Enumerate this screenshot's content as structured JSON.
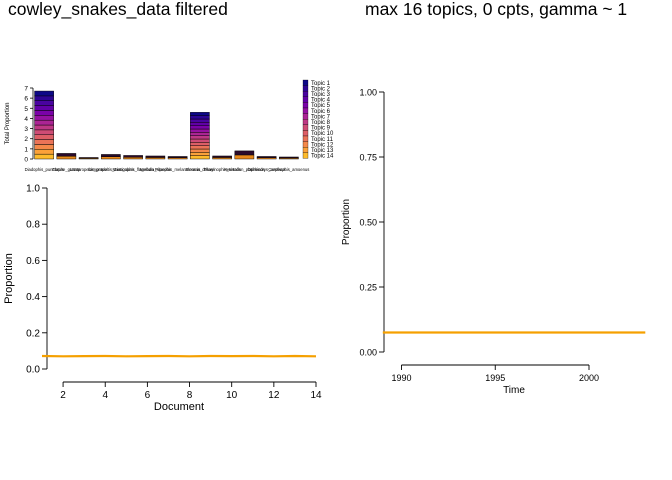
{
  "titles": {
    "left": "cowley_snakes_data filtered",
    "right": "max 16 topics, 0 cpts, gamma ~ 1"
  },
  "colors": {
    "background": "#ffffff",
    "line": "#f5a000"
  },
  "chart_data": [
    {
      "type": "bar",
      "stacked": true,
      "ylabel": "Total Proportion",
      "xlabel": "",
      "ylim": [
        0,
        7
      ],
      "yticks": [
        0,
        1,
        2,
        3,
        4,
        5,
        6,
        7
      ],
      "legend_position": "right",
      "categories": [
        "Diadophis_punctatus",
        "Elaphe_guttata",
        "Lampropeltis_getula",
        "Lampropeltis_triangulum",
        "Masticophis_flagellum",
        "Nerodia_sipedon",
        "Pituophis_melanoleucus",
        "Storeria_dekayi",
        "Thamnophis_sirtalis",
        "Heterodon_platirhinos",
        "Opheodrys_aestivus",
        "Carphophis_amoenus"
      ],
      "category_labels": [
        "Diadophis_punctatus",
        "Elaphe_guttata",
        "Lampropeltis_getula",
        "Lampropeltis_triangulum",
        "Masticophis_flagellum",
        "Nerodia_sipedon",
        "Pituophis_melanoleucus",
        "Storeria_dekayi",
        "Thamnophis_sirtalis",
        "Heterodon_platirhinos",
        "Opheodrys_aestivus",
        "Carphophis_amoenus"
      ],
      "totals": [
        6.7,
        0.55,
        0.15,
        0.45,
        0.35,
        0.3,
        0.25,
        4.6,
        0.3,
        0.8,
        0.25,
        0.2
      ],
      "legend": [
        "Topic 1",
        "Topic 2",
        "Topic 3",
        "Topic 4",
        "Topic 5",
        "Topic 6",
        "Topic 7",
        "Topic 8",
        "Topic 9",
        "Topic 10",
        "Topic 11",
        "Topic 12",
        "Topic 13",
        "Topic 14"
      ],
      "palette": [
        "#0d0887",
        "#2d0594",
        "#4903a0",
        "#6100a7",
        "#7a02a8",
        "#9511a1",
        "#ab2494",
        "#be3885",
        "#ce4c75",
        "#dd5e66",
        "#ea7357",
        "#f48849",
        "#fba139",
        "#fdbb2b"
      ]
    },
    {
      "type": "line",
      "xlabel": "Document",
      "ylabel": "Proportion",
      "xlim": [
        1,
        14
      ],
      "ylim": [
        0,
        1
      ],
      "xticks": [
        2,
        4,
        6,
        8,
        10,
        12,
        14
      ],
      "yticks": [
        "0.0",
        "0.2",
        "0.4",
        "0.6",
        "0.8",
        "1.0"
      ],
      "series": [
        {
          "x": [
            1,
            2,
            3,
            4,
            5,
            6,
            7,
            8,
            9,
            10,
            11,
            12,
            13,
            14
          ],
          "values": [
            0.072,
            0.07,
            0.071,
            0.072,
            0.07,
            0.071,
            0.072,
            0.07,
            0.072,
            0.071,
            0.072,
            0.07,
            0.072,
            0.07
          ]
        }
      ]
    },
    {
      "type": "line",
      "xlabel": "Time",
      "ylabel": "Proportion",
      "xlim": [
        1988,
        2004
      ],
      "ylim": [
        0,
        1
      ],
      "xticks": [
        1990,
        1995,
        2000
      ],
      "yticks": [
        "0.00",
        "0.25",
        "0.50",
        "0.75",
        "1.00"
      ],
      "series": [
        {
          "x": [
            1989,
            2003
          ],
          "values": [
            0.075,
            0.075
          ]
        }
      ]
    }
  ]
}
★ ★ ★ ★
Task prompt – List every line above that holds the word "xlabel".

The response –
      "xlabel": "",
      "xlabel": "Document",
      "xlabel": "Time",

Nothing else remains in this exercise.